[Instruction] Set down the data below without change, skipping the pictures it holds.
* Start Data supplied *
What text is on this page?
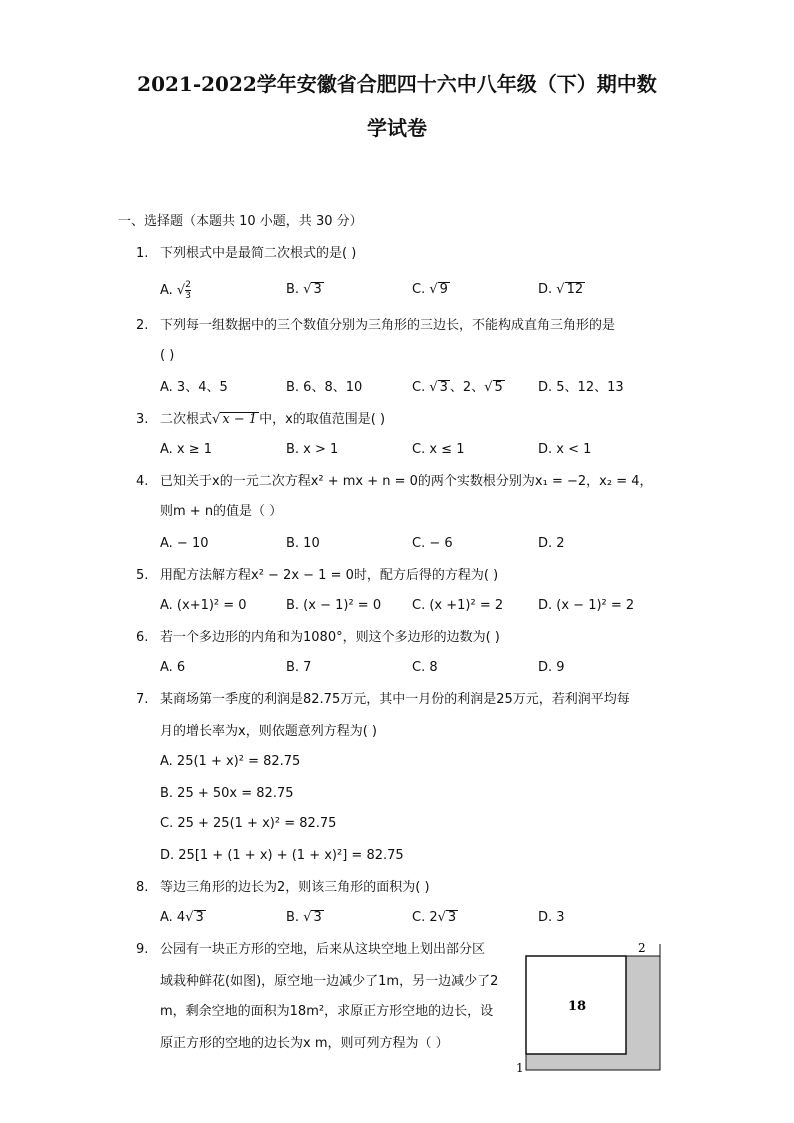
2021-2022学年安徽省合肥四十六中八年级（下）期中数
学试卷
一、选择题（本题共 10 小题，共 30 分）
1. 下列根式中是最简二次根式的是( )
A. √ $\frac{2}{3}$	B. √ 3	C. √ 9	D. √ 12
2. 下列每一组数据中的三个数值分别为三角形的三边长，不能构成直角三角形的是
( )
A. 3、4、5	B. 6、8、10	C. √ 3 、2、√ 5	D. 5、12、13
3. 二次根式√ x − 1 中，x的取值范围是( )
A. x ≥ 1	B. x > 1	C. x ≤ 1	D. x < 1
4. 已知关于x的一元二次方程x² + mx + n = 0的两个实数根分别为x₁ = −2，x₂ = 4，
则m + n的值是（ ）
A. − 10	B. 10	C. − 6	D. 2
5. 用配方法解方程x² − 2x − 1 = 0时，配方后得的方程为( )
A. (x+1)² = 0	B. (x − 1)² = 0 C. (x +1)² = 2	D. (x − 1)² = 2
6. 若一个多边形的内角和为1080°，则这个多边形的边数为( )
A. 6	B. 7	C. 8	D. 9
7. 某商场第一季度的利润是82.75万元，其中一月份的利润是25万元，若利润平均每
月的增长率为x，则依题意列方程为( )
A. 25(1 + x)² = 82.75
B. 25 + 50x = 82.75
C. 25 + 25(1 + x)² = 82.75
D. 25[1 + (1 + x) + (1 + x)²] = 82.75
8. 等边三角形的边长为2，则该三角形的面积为( )
A. 4√ 3	B. √ 3	C. 2√ 3	D. 3
9. 公园有一块正方形的空地，后来从这块空地上划出部分区
域栽种鲜花(如图)，原空地一边减少了1m，另一边减少了2
m，剩余空地的面积为18m²，求原正方形空地的边长，设
原正方形的空地的边长为x m，则可列方程为（ ）
2
18
1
* End Data supplied *
[Solution to the exercise]
What text is on this page?
2021-2022学年安徽省合肥四十六中八年级（下）期中数
学试卷
一、选择题（本题共 10 小题，共 30 分）
1. 下列根式中是最简二次根式的是( )
A. √ $\frac{2}{3}$	B. √ 3	C. √ 9	D. √ 12
2. 下列每一组数据中的三个数值分别为三角形的三边长，不能构成直角三角形的是
( )
A. 3、4、5	B. 6、8、10	C. √ 3 、2、√ 5	D. 5、12、13
3. 二次根式√ x − 1 中，x的取值范围是( )
A. x ≥ 1	B. x > 1	C. x ≤ 1	D. x < 1
4. 已知关于x的一元二次方程x² + mx + n = 0的两个实数根分别为x₁ = −2，x₂ = 4，
则m + n的值是（ ）
A. − 10	B. 10	C. − 6	D. 2
5. 用配方法解方程x² − 2x − 1 = 0时，配方后得的方程为( )
A. (x+1)² = 0	B. (x − 1)² = 0 C. (x +1)² = 2	D. (x − 1)² = 2
6. 若一个多边形的内角和为1080°，则这个多边形的边数为( )
A. 6	B. 7	C. 8	D. 9
7. 某商场第一季度的利润是82.75万元，其中一月份的利润是25万元，若利润平均每
月的增长率为x，则依题意列方程为( )
A. 25(1 + x)² = 82.75
B. 25 + 50x = 82.75
C. 25 + 25(1 + x)² = 82.75
D. 25[1 + (1 + x) + (1 + x)²] = 82.75
8. 等边三角形的边长为2，则该三角形的面积为( )
A. 4√ 3	B. √ 3	C. 2√ 3	D. 3
9. 公园有一块正方形的空地，后来从这块空地上划出部分区
域栽种鲜花(如图)，原空地一边减少了1m，另一边减少了2
m，剩余空地的面积为18m²，求原正方形空地的边长，设
原正方形的空地的边长为x m，则可列方程为（ ）
2
18
1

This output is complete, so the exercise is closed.